* STATED PROBLEM *
Render the following material again verbatim, leaving nothing out.

::::

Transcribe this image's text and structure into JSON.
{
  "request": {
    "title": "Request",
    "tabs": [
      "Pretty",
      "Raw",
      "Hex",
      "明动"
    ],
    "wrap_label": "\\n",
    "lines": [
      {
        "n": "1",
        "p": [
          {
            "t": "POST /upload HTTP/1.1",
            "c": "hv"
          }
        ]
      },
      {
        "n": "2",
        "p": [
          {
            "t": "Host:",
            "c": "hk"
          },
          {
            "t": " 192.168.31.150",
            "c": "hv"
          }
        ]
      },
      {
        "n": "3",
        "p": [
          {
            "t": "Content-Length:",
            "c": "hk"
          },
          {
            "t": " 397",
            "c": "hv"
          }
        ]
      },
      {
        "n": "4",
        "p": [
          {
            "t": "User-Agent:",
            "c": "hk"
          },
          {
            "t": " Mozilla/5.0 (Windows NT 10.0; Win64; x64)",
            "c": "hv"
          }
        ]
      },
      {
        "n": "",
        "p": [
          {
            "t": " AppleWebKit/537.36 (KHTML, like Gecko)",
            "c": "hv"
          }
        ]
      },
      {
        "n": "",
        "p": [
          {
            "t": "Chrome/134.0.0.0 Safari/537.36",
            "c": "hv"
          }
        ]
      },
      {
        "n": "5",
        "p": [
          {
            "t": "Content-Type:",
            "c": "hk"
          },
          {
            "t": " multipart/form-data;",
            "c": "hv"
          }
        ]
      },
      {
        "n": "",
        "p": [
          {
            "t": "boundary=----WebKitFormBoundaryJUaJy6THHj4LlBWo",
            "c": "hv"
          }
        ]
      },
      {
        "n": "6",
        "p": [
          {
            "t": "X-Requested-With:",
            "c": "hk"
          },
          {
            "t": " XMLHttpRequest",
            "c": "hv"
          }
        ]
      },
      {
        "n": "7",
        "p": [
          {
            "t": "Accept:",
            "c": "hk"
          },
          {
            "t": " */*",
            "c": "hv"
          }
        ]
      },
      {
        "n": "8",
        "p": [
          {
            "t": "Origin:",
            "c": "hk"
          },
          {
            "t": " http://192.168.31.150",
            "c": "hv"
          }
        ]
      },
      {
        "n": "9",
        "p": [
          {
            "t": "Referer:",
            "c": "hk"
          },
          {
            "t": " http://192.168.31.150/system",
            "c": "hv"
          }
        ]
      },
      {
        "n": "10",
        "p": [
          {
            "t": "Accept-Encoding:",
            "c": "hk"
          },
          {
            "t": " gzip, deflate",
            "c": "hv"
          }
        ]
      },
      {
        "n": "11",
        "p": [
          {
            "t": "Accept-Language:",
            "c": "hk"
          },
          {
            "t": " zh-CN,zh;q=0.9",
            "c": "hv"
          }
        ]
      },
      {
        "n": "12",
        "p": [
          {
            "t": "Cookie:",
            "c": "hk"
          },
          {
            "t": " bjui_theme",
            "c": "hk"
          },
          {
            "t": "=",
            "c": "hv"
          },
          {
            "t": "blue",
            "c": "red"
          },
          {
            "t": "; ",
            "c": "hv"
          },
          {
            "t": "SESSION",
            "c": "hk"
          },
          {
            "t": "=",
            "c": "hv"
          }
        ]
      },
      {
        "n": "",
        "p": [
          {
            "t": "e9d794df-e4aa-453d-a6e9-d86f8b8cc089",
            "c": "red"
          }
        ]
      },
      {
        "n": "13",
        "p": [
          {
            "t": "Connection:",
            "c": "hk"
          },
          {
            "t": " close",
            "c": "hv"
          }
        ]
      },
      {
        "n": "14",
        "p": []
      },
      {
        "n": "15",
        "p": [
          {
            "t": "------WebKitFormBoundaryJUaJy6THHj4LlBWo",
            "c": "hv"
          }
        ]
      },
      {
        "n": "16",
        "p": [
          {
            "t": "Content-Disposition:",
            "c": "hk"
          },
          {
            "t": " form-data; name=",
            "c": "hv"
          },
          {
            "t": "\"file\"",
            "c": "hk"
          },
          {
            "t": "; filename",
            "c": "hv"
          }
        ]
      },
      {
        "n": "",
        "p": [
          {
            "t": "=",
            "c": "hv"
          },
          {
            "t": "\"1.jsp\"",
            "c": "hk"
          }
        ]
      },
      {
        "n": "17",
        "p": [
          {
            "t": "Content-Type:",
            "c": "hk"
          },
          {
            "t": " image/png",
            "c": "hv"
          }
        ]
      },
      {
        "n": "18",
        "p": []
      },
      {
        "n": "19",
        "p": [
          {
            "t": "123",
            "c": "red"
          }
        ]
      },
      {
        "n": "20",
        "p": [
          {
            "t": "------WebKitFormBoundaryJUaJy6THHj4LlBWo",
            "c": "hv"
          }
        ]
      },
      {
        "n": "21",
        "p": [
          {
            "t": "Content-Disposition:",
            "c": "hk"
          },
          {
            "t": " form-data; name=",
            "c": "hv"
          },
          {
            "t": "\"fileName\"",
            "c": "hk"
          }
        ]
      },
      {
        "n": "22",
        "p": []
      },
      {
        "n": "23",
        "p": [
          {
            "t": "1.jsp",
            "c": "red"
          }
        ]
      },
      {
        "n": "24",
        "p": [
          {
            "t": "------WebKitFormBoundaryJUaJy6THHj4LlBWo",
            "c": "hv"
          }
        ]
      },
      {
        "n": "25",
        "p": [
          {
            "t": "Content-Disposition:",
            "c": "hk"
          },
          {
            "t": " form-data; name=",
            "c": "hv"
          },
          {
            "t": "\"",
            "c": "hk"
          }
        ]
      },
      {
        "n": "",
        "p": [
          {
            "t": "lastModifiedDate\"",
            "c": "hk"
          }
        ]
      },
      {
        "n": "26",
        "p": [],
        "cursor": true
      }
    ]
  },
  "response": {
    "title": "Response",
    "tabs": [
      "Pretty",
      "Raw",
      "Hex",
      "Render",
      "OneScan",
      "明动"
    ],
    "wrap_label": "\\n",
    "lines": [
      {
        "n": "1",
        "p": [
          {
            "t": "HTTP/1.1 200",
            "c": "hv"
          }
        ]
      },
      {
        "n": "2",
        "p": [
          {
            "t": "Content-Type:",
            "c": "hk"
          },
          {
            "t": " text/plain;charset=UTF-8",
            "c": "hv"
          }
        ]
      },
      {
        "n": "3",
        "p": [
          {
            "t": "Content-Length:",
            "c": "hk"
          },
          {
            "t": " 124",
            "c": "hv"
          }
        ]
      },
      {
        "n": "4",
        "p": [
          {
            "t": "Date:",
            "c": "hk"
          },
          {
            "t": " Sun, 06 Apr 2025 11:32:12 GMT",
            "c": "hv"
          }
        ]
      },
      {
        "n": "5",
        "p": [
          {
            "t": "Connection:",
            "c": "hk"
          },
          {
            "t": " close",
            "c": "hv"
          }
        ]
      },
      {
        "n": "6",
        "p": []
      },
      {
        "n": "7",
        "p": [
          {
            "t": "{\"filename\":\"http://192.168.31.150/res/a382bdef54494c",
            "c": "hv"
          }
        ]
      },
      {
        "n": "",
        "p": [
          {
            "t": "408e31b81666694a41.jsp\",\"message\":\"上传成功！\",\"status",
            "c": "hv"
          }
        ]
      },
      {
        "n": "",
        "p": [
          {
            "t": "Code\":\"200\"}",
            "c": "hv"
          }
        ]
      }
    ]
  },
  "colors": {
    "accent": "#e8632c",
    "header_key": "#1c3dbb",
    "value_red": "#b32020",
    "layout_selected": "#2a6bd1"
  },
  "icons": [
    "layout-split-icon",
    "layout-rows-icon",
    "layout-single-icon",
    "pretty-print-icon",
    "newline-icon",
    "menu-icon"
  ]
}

::::

* EXPECTED ANSWER *
Transcribe this image's text and structure into JSON.
{
  "request": {
    "title": "Request",
    "tabs": [
      "Pretty",
      "Raw",
      "Hex",
      "明动"
    ],
    "wrap_label": "\\n",
    "lines": [
      {
        "n": "1",
        "p": [
          {
            "t": "POST /upload HTTP/1.1",
            "c": "hv"
          }
        ]
      },
      {
        "n": "2",
        "p": [
          {
            "t": "Host:",
            "c": "hk"
          },
          {
            "t": " 192.168.31.150",
            "c": "hv"
          }
        ]
      },
      {
        "n": "3",
        "p": [
          {
            "t": "Content-Length:",
            "c": "hk"
          },
          {
            "t": " 397",
            "c": "hv"
          }
        ]
      },
      {
        "n": "4",
        "p": [
          {
            "t": "User-Agent:",
            "c": "hk"
          },
          {
            "t": " Mozilla/5.0 (Windows NT 10.0; Win64; x64)",
            "c": "hv"
          }
        ]
      },
      {
        "n": "",
        "p": [
          {
            "t": " AppleWebKit/537.36 (KHTML, like Gecko)",
            "c": "hv"
          }
        ]
      },
      {
        "n": "",
        "p": [
          {
            "t": "Chrome/134.0.0.0 Safari/537.36",
            "c": "hv"
          }
        ]
      },
      {
        "n": "5",
        "p": [
          {
            "t": "Content-Type:",
            "c": "hk"
          },
          {
            "t": " multipart/form-data;",
            "c": "hv"
          }
        ]
      },
      {
        "n": "",
        "p": [
          {
            "t": "boundary=----WebKitFormBoundaryJUaJy6THHj4LlBWo",
            "c": "hv"
          }
        ]
      },
      {
        "n": "6",
        "p": [
          {
            "t": "X-Requested-With:",
            "c": "hk"
          },
          {
            "t": " XMLHttpRequest",
            "c": "hv"
          }
        ]
      },
      {
        "n": "7",
        "p": [
          {
            "t": "Accept:",
            "c": "hk"
          },
          {
            "t": " */*",
            "c": "hv"
          }
        ]
      },
      {
        "n": "8",
        "p": [
          {
            "t": "Origin:",
            "c": "hk"
          },
          {
            "t": " http://192.168.31.150",
            "c": "hv"
          }
        ]
      },
      {
        "n": "9",
        "p": [
          {
            "t": "Referer:",
            "c": "hk"
          },
          {
            "t": " http://192.168.31.150/system",
            "c": "hv"
          }
        ]
      },
      {
        "n": "10",
        "p": [
          {
            "t": "Accept-Encoding:",
            "c": "hk"
          },
          {
            "t": " gzip, deflate",
            "c": "hv"
          }
        ]
      },
      {
        "n": "11",
        "p": [
          {
            "t": "Accept-Language:",
            "c": "hk"
          },
          {
            "t": " zh-CN,zh;q=0.9",
            "c": "hv"
          }
        ]
      },
      {
        "n": "12",
        "p": [
          {
            "t": "Cookie:",
            "c": "hk"
          },
          {
            "t": " bjui_theme",
            "c": "hk"
          },
          {
            "t": "=",
            "c": "hv"
          },
          {
            "t": "blue",
            "c": "red"
          },
          {
            "t": "; ",
            "c": "hv"
          },
          {
            "t": "SESSION",
            "c": "hk"
          },
          {
            "t": "=",
            "c": "hv"
          }
        ]
      },
      {
        "n": "",
        "p": [
          {
            "t": "e9d794df-e4aa-453d-a6e9-d86f8b8cc089",
            "c": "red"
          }
        ]
      },
      {
        "n": "13",
        "p": [
          {
            "t": "Connection:",
            "c": "hk"
          },
          {
            "t": " close",
            "c": "hv"
          }
        ]
      },
      {
        "n": "14",
        "p": []
      },
      {
        "n": "15",
        "p": [
          {
            "t": "------WebKitFormBoundaryJUaJy6THHj4LlBWo",
            "c": "hv"
          }
        ]
      },
      {
        "n": "16",
        "p": [
          {
            "t": "Content-Disposition:",
            "c": "hk"
          },
          {
            "t": " form-data; name=",
            "c": "hv"
          },
          {
            "t": "\"file\"",
            "c": "hk"
          },
          {
            "t": "; filename",
            "c": "hv"
          }
        ]
      },
      {
        "n": "",
        "p": [
          {
            "t": "=",
            "c": "hv"
          },
          {
            "t": "\"1.jsp\"",
            "c": "hk"
          }
        ]
      },
      {
        "n": "17",
        "p": [
          {
            "t": "Content-Type:",
            "c": "hk"
          },
          {
            "t": " image/png",
            "c": "hv"
          }
        ]
      },
      {
        "n": "18",
        "p": []
      },
      {
        "n": "19",
        "p": [
          {
            "t": "123",
            "c": "red"
          }
        ]
      },
      {
        "n": "20",
        "p": [
          {
            "t": "------WebKitFormBoundaryJUaJy6THHj4LlBWo",
            "c": "hv"
          }
        ]
      },
      {
        "n": "21",
        "p": [
          {
            "t": "Content-Disposition:",
            "c": "hk"
          },
          {
            "t": " form-data; name=",
            "c": "hv"
          },
          {
            "t": "\"fileName\"",
            "c": "hk"
          }
        ]
      },
      {
        "n": "22",
        "p": []
      },
      {
        "n": "23",
        "p": [
          {
            "t": "1.jsp",
            "c": "red"
          }
        ]
      },
      {
        "n": "24",
        "p": [
          {
            "t": "------WebKitFormBoundaryJUaJy6THHj4LlBWo",
            "c": "hv"
          }
        ]
      },
      {
        "n": "25",
        "p": [
          {
            "t": "Content-Disposition:",
            "c": "hk"
          },
          {
            "t": " form-data; name=",
            "c": "hv"
          },
          {
            "t": "\"",
            "c": "hk"
          }
        ]
      },
      {
        "n": "",
        "p": [
          {
            "t": "lastModifiedDate\"",
            "c": "hk"
          }
        ]
      },
      {
        "n": "26",
        "p": [],
        "cursor": true
      }
    ]
  },
  "response": {
    "title": "Response",
    "tabs": [
      "Pretty",
      "Raw",
      "Hex",
      "Render",
      "OneScan",
      "明动"
    ],
    "wrap_label": "\\n",
    "lines": [
      {
        "n": "1",
        "p": [
          {
            "t": "HTTP/1.1 200",
            "c": "hv"
          }
        ]
      },
      {
        "n": "2",
        "p": [
          {
            "t": "Content-Type:",
            "c": "hk"
          },
          {
            "t": " text/plain;charset=UTF-8",
            "c": "hv"
          }
        ]
      },
      {
        "n": "3",
        "p": [
          {
            "t": "Content-Length:",
            "c": "hk"
          },
          {
            "t": " 124",
            "c": "hv"
          }
        ]
      },
      {
        "n": "4",
        "p": [
          {
            "t": "Date:",
            "c": "hk"
          },
          {
            "t": " Sun, 06 Apr 2025 11:32:12 GMT",
            "c": "hv"
          }
        ]
      },
      {
        "n": "5",
        "p": [
          {
            "t": "Connection:",
            "c": "hk"
          },
          {
            "t": " close",
            "c": "hv"
          }
        ]
      },
      {
        "n": "6",
        "p": []
      },
      {
        "n": "7",
        "p": [
          {
            "t": "{\"filename\":\"http://192.168.31.150/res/a382bdef54494c",
            "c": "hv"
          }
        ]
      },
      {
        "n": "",
        "p": [
          {
            "t": "408e31b81666694a41.jsp\",\"message\":\"上传成功！\",\"status",
            "c": "hv"
          }
        ]
      },
      {
        "n": "",
        "p": [
          {
            "t": "Code\":\"200\"}",
            "c": "hv"
          }
        ]
      }
    ]
  },
  "colors": {
    "accent": "#e8632c",
    "header_key": "#1c3dbb",
    "value_red": "#b32020",
    "layout_selected": "#2a6bd1"
  },
  "icons": [
    "layout-split-icon",
    "layout-rows-icon",
    "layout-single-icon",
    "pretty-print-icon",
    "newline-icon",
    "menu-icon"
  ]
}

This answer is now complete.